▶ _Written request_:
In the items from the start through the line containing "hourly-chart-panel: GBPUSD, 1h", rename "British Pound" to "Pound Sterling" and give those lines again with all else unchanged.

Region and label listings
━━━
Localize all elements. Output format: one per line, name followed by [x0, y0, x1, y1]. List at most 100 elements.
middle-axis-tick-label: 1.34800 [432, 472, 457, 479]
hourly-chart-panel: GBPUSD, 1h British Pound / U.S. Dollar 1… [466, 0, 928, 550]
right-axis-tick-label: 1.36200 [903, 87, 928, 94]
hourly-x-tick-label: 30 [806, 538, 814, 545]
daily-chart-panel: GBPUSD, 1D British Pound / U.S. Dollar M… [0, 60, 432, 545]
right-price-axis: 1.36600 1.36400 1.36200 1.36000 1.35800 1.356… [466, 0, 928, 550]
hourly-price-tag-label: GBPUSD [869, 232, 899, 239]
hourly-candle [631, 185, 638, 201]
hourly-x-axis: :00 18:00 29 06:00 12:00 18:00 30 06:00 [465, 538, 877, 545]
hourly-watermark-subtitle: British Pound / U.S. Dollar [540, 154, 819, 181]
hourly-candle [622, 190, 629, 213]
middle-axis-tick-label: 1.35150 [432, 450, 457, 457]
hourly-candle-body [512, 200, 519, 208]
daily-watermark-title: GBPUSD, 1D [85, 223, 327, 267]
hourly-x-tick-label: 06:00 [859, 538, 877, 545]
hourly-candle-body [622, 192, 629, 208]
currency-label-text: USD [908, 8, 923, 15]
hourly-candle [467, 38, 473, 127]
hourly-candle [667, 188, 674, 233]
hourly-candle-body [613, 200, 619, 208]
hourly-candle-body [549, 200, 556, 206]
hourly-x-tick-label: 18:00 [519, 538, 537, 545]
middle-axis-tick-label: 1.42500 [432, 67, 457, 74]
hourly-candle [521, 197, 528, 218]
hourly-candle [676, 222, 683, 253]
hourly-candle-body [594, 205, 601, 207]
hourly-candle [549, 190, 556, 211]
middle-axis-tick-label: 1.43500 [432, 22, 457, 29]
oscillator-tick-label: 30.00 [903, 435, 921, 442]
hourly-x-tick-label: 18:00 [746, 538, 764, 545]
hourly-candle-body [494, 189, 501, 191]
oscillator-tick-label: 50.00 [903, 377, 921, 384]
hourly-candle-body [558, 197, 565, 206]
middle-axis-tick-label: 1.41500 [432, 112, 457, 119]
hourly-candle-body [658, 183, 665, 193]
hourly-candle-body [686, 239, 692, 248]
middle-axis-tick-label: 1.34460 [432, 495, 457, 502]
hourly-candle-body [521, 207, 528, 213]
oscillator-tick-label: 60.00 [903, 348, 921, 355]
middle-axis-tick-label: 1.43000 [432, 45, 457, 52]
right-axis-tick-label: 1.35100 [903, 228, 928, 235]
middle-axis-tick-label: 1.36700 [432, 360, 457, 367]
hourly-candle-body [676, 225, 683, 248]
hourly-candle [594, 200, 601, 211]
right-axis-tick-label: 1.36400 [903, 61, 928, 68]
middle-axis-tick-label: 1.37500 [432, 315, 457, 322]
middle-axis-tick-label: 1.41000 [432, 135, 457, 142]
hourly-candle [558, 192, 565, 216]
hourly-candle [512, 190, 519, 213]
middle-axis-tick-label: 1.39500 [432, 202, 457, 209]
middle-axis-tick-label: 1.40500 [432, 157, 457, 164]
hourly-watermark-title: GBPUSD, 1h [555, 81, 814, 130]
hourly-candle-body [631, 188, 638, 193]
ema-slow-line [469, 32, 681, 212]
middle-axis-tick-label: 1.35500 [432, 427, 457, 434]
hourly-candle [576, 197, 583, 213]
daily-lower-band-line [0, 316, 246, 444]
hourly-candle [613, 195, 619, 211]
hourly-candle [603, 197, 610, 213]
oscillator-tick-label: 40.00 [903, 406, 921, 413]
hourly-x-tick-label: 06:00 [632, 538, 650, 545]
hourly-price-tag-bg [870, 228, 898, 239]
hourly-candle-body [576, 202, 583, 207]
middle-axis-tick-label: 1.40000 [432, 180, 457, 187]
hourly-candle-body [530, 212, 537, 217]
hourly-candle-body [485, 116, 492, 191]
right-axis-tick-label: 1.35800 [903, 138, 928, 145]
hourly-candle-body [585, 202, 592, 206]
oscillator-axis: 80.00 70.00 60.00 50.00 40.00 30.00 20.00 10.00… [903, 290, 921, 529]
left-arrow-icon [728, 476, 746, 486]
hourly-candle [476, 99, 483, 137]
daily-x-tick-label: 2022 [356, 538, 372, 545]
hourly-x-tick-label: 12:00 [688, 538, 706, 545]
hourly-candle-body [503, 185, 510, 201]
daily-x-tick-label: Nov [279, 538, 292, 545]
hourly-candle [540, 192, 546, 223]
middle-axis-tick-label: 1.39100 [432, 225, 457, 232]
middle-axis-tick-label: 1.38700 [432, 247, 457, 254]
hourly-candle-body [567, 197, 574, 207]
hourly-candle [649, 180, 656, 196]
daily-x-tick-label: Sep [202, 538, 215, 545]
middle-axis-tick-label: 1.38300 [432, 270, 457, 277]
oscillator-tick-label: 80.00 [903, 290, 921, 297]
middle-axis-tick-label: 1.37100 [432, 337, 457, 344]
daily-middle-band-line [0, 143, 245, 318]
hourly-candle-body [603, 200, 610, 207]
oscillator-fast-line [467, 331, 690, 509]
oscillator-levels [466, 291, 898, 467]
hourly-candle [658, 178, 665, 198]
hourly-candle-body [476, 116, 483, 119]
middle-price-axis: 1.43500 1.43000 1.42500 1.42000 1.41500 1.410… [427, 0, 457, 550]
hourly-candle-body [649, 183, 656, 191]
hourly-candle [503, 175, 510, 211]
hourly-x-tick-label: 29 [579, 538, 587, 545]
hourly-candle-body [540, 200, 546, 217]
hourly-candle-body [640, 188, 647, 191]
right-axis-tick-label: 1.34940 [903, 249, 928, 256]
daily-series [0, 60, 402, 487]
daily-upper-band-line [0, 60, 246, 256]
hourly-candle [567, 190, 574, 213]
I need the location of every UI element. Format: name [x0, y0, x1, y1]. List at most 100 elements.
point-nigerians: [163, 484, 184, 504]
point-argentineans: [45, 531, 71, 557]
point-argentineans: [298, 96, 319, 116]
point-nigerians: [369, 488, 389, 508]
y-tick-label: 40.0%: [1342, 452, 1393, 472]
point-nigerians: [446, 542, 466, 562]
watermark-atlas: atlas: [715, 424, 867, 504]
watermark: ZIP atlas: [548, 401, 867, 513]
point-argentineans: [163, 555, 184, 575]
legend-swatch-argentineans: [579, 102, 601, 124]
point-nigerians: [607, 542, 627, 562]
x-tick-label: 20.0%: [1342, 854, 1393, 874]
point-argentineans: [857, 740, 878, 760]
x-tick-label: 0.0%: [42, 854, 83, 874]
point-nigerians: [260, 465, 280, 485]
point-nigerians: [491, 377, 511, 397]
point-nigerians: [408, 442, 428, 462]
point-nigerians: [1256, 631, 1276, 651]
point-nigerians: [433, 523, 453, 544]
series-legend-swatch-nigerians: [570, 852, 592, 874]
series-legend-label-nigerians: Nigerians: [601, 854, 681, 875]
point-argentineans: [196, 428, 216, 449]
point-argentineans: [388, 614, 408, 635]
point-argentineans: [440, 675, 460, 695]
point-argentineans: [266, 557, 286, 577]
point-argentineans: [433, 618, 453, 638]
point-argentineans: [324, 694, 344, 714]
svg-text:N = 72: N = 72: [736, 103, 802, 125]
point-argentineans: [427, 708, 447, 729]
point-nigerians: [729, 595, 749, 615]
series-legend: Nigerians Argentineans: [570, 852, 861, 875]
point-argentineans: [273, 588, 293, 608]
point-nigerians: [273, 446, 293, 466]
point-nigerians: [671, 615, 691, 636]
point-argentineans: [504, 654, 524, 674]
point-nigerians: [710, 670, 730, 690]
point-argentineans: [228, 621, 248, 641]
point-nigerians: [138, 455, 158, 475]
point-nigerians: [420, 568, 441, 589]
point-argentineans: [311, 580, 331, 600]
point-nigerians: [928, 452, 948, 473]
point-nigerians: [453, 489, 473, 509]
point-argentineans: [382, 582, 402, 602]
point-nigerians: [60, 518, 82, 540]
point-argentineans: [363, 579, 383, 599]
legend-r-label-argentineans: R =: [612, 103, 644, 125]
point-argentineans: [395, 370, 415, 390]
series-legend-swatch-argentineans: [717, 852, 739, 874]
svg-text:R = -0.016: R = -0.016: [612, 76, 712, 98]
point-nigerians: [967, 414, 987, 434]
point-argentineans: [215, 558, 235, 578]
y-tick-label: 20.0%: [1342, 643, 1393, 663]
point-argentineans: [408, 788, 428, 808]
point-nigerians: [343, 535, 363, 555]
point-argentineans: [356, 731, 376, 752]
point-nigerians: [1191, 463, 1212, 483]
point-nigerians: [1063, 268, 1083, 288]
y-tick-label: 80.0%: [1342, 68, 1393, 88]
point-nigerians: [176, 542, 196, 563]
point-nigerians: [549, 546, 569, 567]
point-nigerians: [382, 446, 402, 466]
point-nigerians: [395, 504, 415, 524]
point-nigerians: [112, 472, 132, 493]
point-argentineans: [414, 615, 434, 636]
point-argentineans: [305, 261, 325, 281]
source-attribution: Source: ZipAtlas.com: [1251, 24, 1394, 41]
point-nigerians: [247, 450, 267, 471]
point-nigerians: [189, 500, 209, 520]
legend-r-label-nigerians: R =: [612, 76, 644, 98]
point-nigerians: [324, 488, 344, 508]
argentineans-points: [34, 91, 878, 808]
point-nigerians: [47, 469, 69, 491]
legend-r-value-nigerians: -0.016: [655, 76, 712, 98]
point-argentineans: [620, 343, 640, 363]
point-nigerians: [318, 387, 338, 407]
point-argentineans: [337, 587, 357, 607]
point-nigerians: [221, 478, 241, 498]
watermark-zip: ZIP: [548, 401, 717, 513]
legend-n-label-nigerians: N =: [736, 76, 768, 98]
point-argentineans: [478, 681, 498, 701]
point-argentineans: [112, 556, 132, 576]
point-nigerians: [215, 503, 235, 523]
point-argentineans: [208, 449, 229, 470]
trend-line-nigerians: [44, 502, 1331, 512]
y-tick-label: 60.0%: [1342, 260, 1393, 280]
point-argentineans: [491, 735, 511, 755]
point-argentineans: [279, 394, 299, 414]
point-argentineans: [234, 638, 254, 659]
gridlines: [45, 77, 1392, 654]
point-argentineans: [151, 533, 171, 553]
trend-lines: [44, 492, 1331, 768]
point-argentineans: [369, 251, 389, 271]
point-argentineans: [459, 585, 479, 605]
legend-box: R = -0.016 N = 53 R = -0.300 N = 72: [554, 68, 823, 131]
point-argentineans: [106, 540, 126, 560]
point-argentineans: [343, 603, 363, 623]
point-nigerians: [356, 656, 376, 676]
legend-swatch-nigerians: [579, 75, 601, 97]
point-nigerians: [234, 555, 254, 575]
━━━
▶ _Exercise output_:
Localize all elements. Output format: one per line, name followed by [x0, y0, x1, y1]. List at most 100 elements.
middle-axis-tick-label: 1.34800 [432, 472, 457, 479]
hourly-chart-panel: GBPUSD, 1h Pound Sterling / U.S. Dollar 1… [466, 0, 928, 550]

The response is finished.